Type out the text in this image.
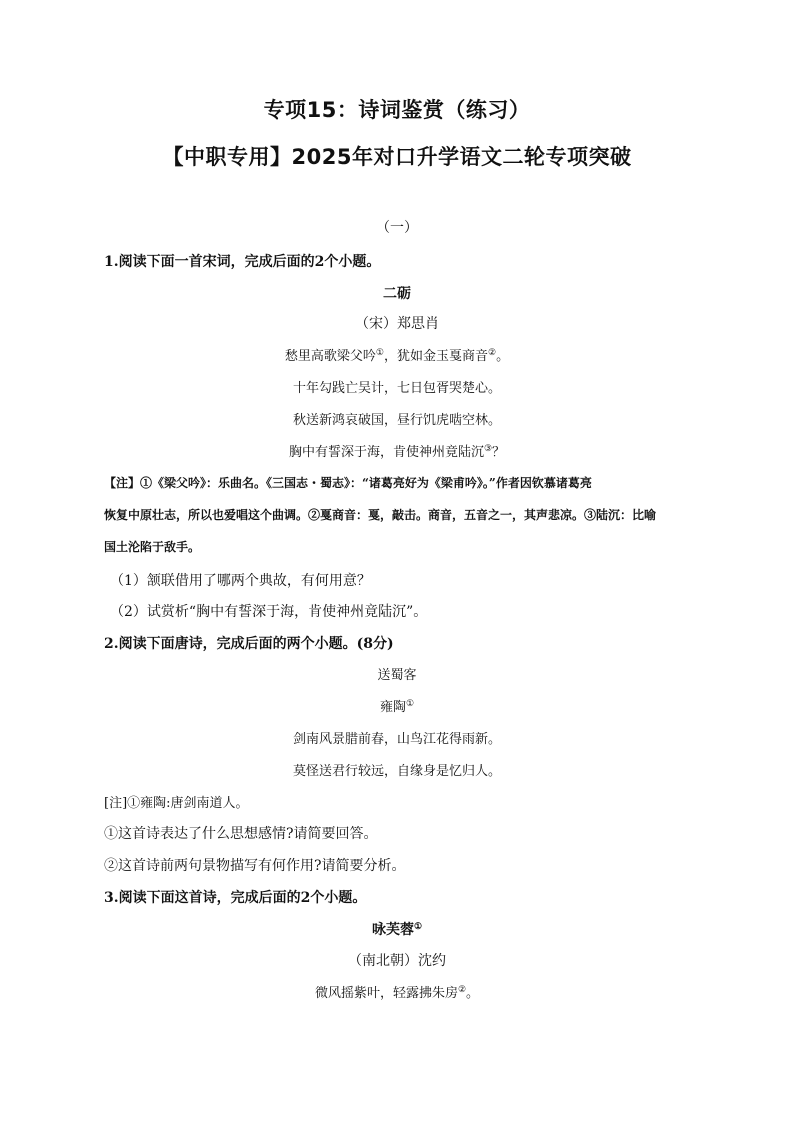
专项15：诗词鉴赏（练习）
【中职专用】2025年对口升学语文二轮专项突破
（一）
1.阅读下面一首宋词，完成后面的2个小题。
二砺
（宋）郑思肖
愁里高歌梁父吟①，犹如金玉戛商音②。
十年勾践亡吴计，七日包胥哭楚心。
秋送新鸿哀破国，昼行饥虎啮空林。
胸中有誓深于海，肯使神州竟陆沉③？
【注】①《梁父吟》：乐曲名。《三国志・蜀志》：“诸葛亮好为《梁甫吟》。”作者因钦慕诸葛亮
恢复中原壮志，所以也爱唱这个曲调。②戛商音：戛，敲击。商音，五音之一，其声悲凉。③陆沉：比喻
国土沦陷于敌手。
（1）颔联借用了哪两个典故，有何用意？
（2）试赏析“胸中有誓深于海，肯使神州竟陆沉”。
2.阅读下面唐诗，完成后面的两个小题。(8分)
送蜀客
雍陶①
剑南风景腊前春，山鸟江花得雨新。
莫怪送君行较远，自缘身是忆归人。
[注]①雍陶:唐剑南道人。
①这首诗表达了什么思想感情?请简要回答。
②这首诗前两句景物描写有何作用?请简要分析。
3.阅读下面这首诗，完成后面的2个小题。
咏芙蓉①
（南北朝）沈约
微风摇紫叶，轻露拂朱房②。
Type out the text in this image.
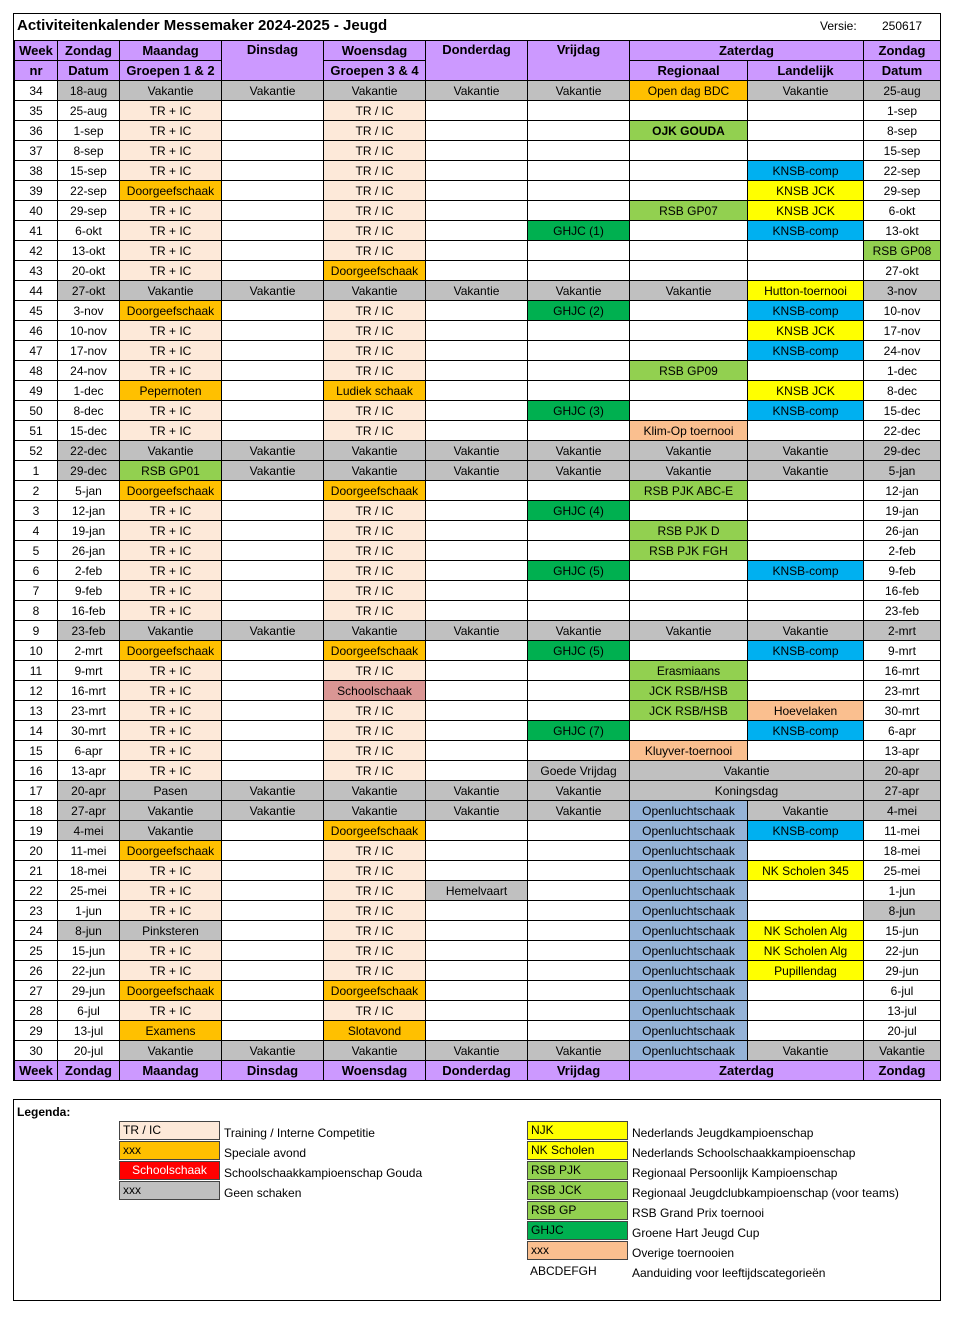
Activiteitenkalender Messemaker 2024-2025 - Jeugd	Versie: 250617
Week	Zondag	Maandag	Dinsdag	Woensdag	Donderdag	Vrijdag	Zaterdag		Zondag
nr	Datum	Groepen 1 & 2		Groepen 3 & 4			Regionaal	Landelijk	Datum
34	18-aug	Vakantie	Vakantie	Vakantie	Vakantie	Vakantie	Open dag BDC	Vakantie	25-aug
35	25-aug	TR + IC		TR / IC					1-sep
36	1-sep	TR + IC		TR / IC			OJK GOUDA		8-sep
37	8-sep	TR + IC		TR / IC					15-sep
38	15-sep	TR + IC		TR / IC				KNSB-comp	22-sep
39	22-sep	Doorgeefschaak		TR / IC				KNSB JCK	29-sep
40	29-sep	TR + IC		TR / IC			RSB GP07	KNSB JCK	6-okt
41	6-okt	TR + IC		TR / IC		GHJC (1)		KNSB-comp	13-okt
42	13-okt	TR + IC		TR / IC					RSB GP08
43	20-okt	TR + IC		Doorgeefschaak					27-okt
44	27-okt	Vakantie	Vakantie	Vakantie	Vakantie	Vakantie	Vakantie	Hutton-toernooi	3-nov
45	3-nov	Doorgeefschaak		TR / IC		GHJC (2)		KNSB-comp	10-nov
46	10-nov	TR + IC		TR / IC				KNSB JCK	17-nov
47	17-nov	TR + IC		TR / IC				KNSB-comp	24-nov
48	24-nov	TR + IC		TR / IC			RSB GP09		1-dec
49	1-dec	Pepernoten		Ludiek schaak				KNSB JCK	8-dec
50	8-dec	TR + IC		TR / IC		GHJC (3)		KNSB-comp	15-dec
51	15-dec	TR + IC		TR / IC			Klim-Op toernooi		22-dec
52	22-dec	Vakantie	Vakantie	Vakantie	Vakantie	Vakantie	Vakantie	Vakantie	29-dec
1	29-dec	RSB GP01	Vakantie	Vakantie	Vakantie	Vakantie	Vakantie	Vakantie	5-jan
2	5-jan	Doorgeefschaak		Doorgeefschaak			RSB PJK ABC-E		12-jan
3	12-jan	TR + IC		TR / IC		GHJC (4)			19-jan
4	19-jan	TR + IC		TR / IC			RSB PJK D		26-jan
5	26-jan	TR + IC		TR / IC			RSB PJK FGH		2-feb
6	2-feb	TR + IC		TR / IC		GHJC (5)		KNSB-comp	9-feb
7	9-feb	TR + IC		TR / IC					16-feb
8	16-feb	TR + IC		TR / IC					23-feb
9	23-feb	Vakantie	Vakantie	Vakantie	Vakantie	Vakantie	Vakantie	Vakantie	2-mrt
10	2-mrt	Doorgeefschaak		Doorgeefschaak		GHJC (5)		KNSB-comp	9-mrt
11	9-mrt	TR + IC		TR / IC			Erasmiaans		16-mrt
12	16-mrt	TR + IC		Schoolschaak			JCK RSB/HSB		23-mrt
13	23-mrt	TR + IC		TR / IC			JCK RSB/HSB	Hoevelaken	30-mrt
14	30-mrt	TR + IC		TR / IC		GHJC (7)		KNSB-comp	6-apr
15	6-apr	TR + IC		TR / IC			Kluyver-toernooi		13-apr
16	13-apr	TR + IC		TR / IC		Goede Vrijdag	Vakantie		20-apr
17	20-apr	Pasen	Vakantie	Vakantie	Vakantie	Vakantie	Koningsdag		27-apr
18	27-apr	Vakantie	Vakantie	Vakantie	Vakantie	Vakantie	Openluchtschaak	Vakantie	4-mei
19	4-mei	Vakantie		Doorgeefschaak			Openluchtschaak	KNSB-comp	11-mei
20	11-mei	Doorgeefschaak		TR / IC			Openluchtschaak		18-mei
21	18-mei	TR + IC		TR / IC			Openluchtschaak	NK Scholen 345	25-mei
22	25-mei	TR + IC		TR / IC	Hemelvaart		Openluchtschaak		1-jun
23	1-jun	TR + IC		TR / IC			Openluchtschaak		8-jun
24	8-jun	Pinksteren		TR / IC			Openluchtschaak	NK Scholen Alg	15-jun
25	15-jun	TR + IC		TR / IC			Openluchtschaak	NK Scholen Alg	22-jun
26	22-jun	TR + IC		TR / IC			Openluchtschaak	Pupillendag	29-jun
27	29-jun	Doorgeefschaak		Doorgeefschaak			Openluchtschaak		6-jul
28	6-jul	TR + IC		TR / IC			Openluchtschaak		13-jul
29	13-jul	Examens		Slotavond			Openluchtschaak		20-jul
30	20-jul	Vakantie	Vakantie	Vakantie	Vakantie	Vakantie	Openluchtschaak	Vakantie	Vakantie
Week	Zondag	Maandag	Dinsdag	Woensdag	Donderdag	Vrijdag	Zaterdag		Zondag
Legenda:
TR / IC	Training / Interne Competitie
xxx	Speciale avond
Schoolschaak	Schoolschaakkampioenschap Gouda
xxx	Geen schaken
NJK	Nederlands Jeugdkampioenschap
NK Scholen	Nederlands Schoolschaakkampioenschap
RSB PJK	Regionaal Persoonlijk Kampioenschap
RSB JCK	Regionaal Jeugdclubkampioenschap (voor teams)
RSB GP	RSB Grand Prix toernooi
GHJC	Groene Hart Jeugd Cup
xxx	Overige toernooien
ABCDEFGH	Aanduiding voor leeftijdscategorieën
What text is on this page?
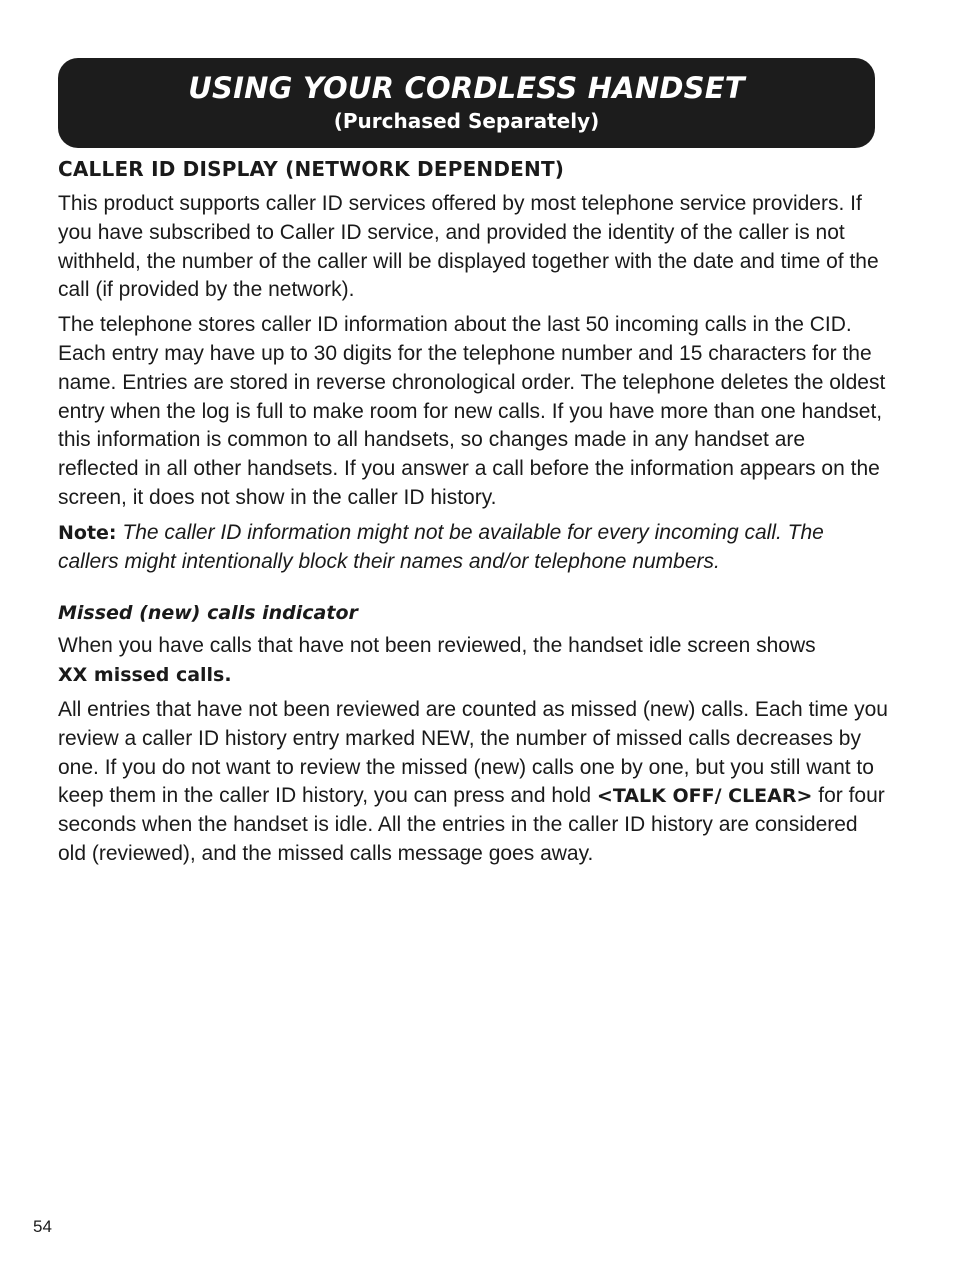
USING YOUR CORDLESS HANDSET
(Purchased Separately)
CALLER ID DISPLAY (NETWORK DEPENDENT)

This product supports caller ID services offered by most telephone service providers. If you have subscribed to Caller ID service, and provided the identity of the caller is not withheld, the number of the caller will be displayed together with the date and time of the call (if provided by the network).

The telephone stores caller ID information about the last 50 incoming calls in the CID. Each entry may have up to 30 digits for the telephone number and 15 characters for the name. Entries are stored in reverse chronological order. The telephone deletes the oldest entry when the log is full to make room for new calls. If you have more than one handset, this information is common to all handsets, so changes made in any handset are reflected in all other handsets. If you answer a call before the information appears on the screen, it does not show in the caller ID history.

Note: The caller ID information might not be available for every incoming call. The callers might intentionally block their names and/or telephone numbers.

Missed (new) calls indicator

When you have calls that have not been reviewed, the handset idle screen shows
XX missed calls.

All entries that have not been reviewed are counted as missed (new) calls. Each time you review a caller ID history entry marked NEW, the number of missed calls decreases by one. If you do not want to review the missed (new) calls one by one, but you still want to keep them in the caller ID history, you can press and hold <TALK OFF/ CLEAR> for four seconds when the handset is idle. All the entries in the caller ID history are considered old (reviewed), and the missed calls message goes away.

54
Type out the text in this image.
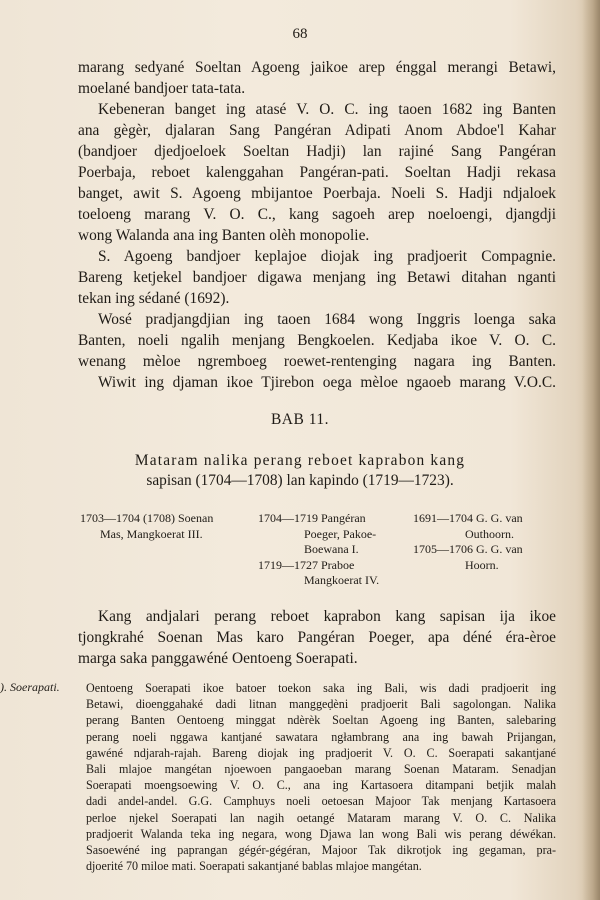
68
marang sedyané Soeltan Agoeng jaikoe arep énggal merangi Betawi,
moelané bandjoer tata-tata.
Kebeneran banget ing atasé V. O. C. ing taoen 1682 ing Banten
ana gègèr, djalaran Sang Pangéran Adipati Anom Abdoe'l Kahar
(bandjoer djedjoeloek Soeltan Hadji) lan rajiné Sang Pangéran
Poerbaja, reboet kalenggahan Pangéran-pati. Soeltan Hadji rekasa
banget, awit S. Agoeng mbijantoe Poerbaja. Noeli S. Hadji ndjaloek
toeloeng marang V. O. C., kang sagoeh arep noeloengi, djangdji
wong Walanda ana ing Banten olèh monopolie.
S. Agoeng bandjoer keplajoe diojak ing pradjoerit Compagnie.
Bareng ketjekel bandjoer digawa menjang ing Betawi ditahan nganti
tekan ing sédané (1692).
Wosé pradjangdjian ing taoen 1684 wong Inggris loenga saka
Banten, noeli ngalih menjang Bengkoelen. Kedjaba ikoe V. O. C.
wenang mèloe ngremboeg roewet-rentenging nagara ing Banten.
Wiwit ing djaman ikoe Tjirebon oega mèloe ngaoeb marang V.O.C.
BAB 11.
Mataram nalika perang reboet kaprabon kang
sapisan (1704—1708) lan kapindo (1719—1723).
1703—1704 (1708) Soenan
Mas, Mangkoerat III.
1704—1719 Pangéran
Poeger, Pakoe-
Boewana I.
1719—1727 Praboe
Mangkoerat IV.
1691—1704 G. G. van
Outhoorn.
1705—1706 G. G. van
Hoorn.
Kang andjalari perang reboet kaprabon kang sapisan ija ikoe
tjongkrahé Soenan Mas karo Pangéran Poeger, apa déné éra-èroe
marga saka panggawéné Oentoeng Soerapati.
). Soerapati. Oentoeng Soerapati ikoe batoer toekon saka ing Bali, wis dadi pradjoerit ing
Betawi, dioenggahaké dadi litnan manggeḍèni pradjoerit Bali sagolongan. Nalika
perang Banten Oentoeng minggat ndèrèk Soeltan Agoeng ing Banten, salebaring
perang noeli nggawa kantjané sawatara ngłambrang ana ing bawah Prijangan,
gawéné ndjarah-rajah. Bareng diojak ing pradjoerit V. O. C. Soerapati sakantjané
Bali mlajoe mangétan njoewoen pangaoeban marang Soenan Mataram. Senadjan
Soerapati moengsoewing V. O. C., ana ing Kartasoera ditampani betjik malah
dadi andel-andel. G.G. Camphuys noeli oetoesan Majoor Tak menjang Kartasoera
perloe njekel Soerapati lan nagih oetangé Mataram marang V. O. C. Nalika
pradjoerit Walanda teka ing negara, wong Djawa lan wong Bali wis perang déwékan.
Sasoewéné ing paprangan gégér-gégéran, Majoor Tak dikrotjok ing gegaman, pra-
djoerité 70 miloe mati. Soerapati sakantjané bablas mlajoe mangétan.
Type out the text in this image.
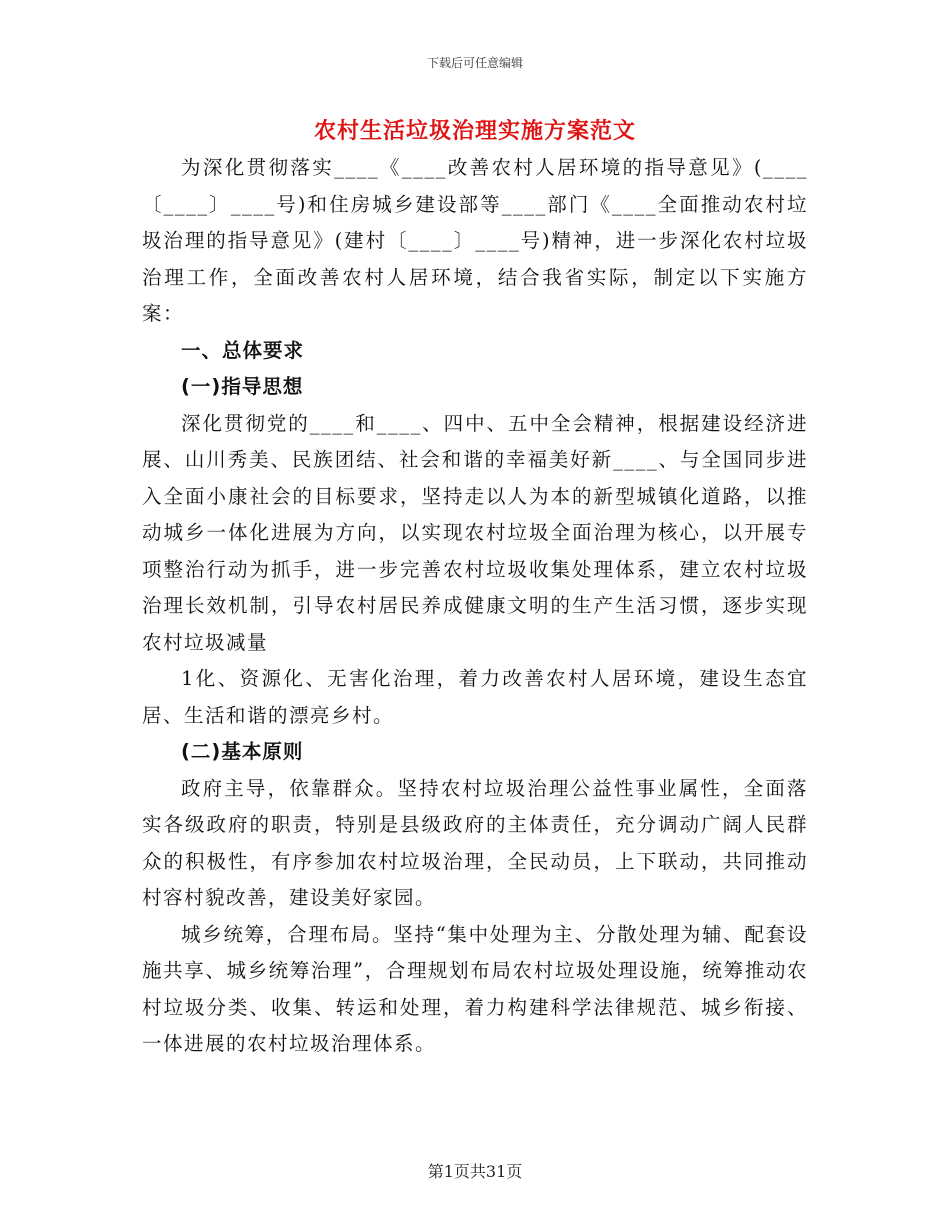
下载后可任意编辑
农村生活垃圾治理实施方案范文

为深化贯彻落实____《____改善农村人居环境的指导意见》(____〔____〕____号)和住房城乡建设部等____部门《____全面推动农村垃圾治理的指导意见》(建村〔____〕____号)精神，进一步深化农村垃圾治理工作，全面改善农村人居环境，结合我省实际，制定以下实施方案：

一、总体要求

(一)指导思想

深化贯彻党的____和____、四中、五中全会精神，根据建设经济进展、山川秀美、民族团结、社会和谐的幸福美好新____、与全国同步进入全面小康社会的目标要求，坚持走以人为本的新型城镇化道路，以推动城乡一体化进展为方向，以实现农村垃圾全面治理为核心，以开展专项整治行动为抓手，进一步完善农村垃圾收集处理体系，建立农村垃圾治理长效机制，引导农村居民养成健康文明的生产生活习惯，逐步实现农村垃圾减量

1化、资源化、无害化治理，着力改善农村人居环境，建设生态宜居、生活和谐的漂亮乡村。

(二)基本原则

政府主导，依靠群众。坚持农村垃圾治理公益性事业属性，全面落实各级政府的职责，特别是县级政府的主体责任，充分调动广阔人民群众的积极性，有序参加农村垃圾治理，全民动员，上下联动，共同推动村容村貌改善，建设美好家园。

城乡统筹，合理布局。坚持“集中处理为主、分散处理为辅、配套设施共享、城乡统筹治理”，合理规划布局农村垃圾处理设施，统筹推动农村垃圾分类、收集、转运和处理，着力构建科学法律规范、城乡衔接、一体进展的农村垃圾治理体系。

第1页共31页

[Goal] Each line in the material either holds the string "Oentoeng" or does not. State how many do, and nothing else.

[Answer to the exercise] 3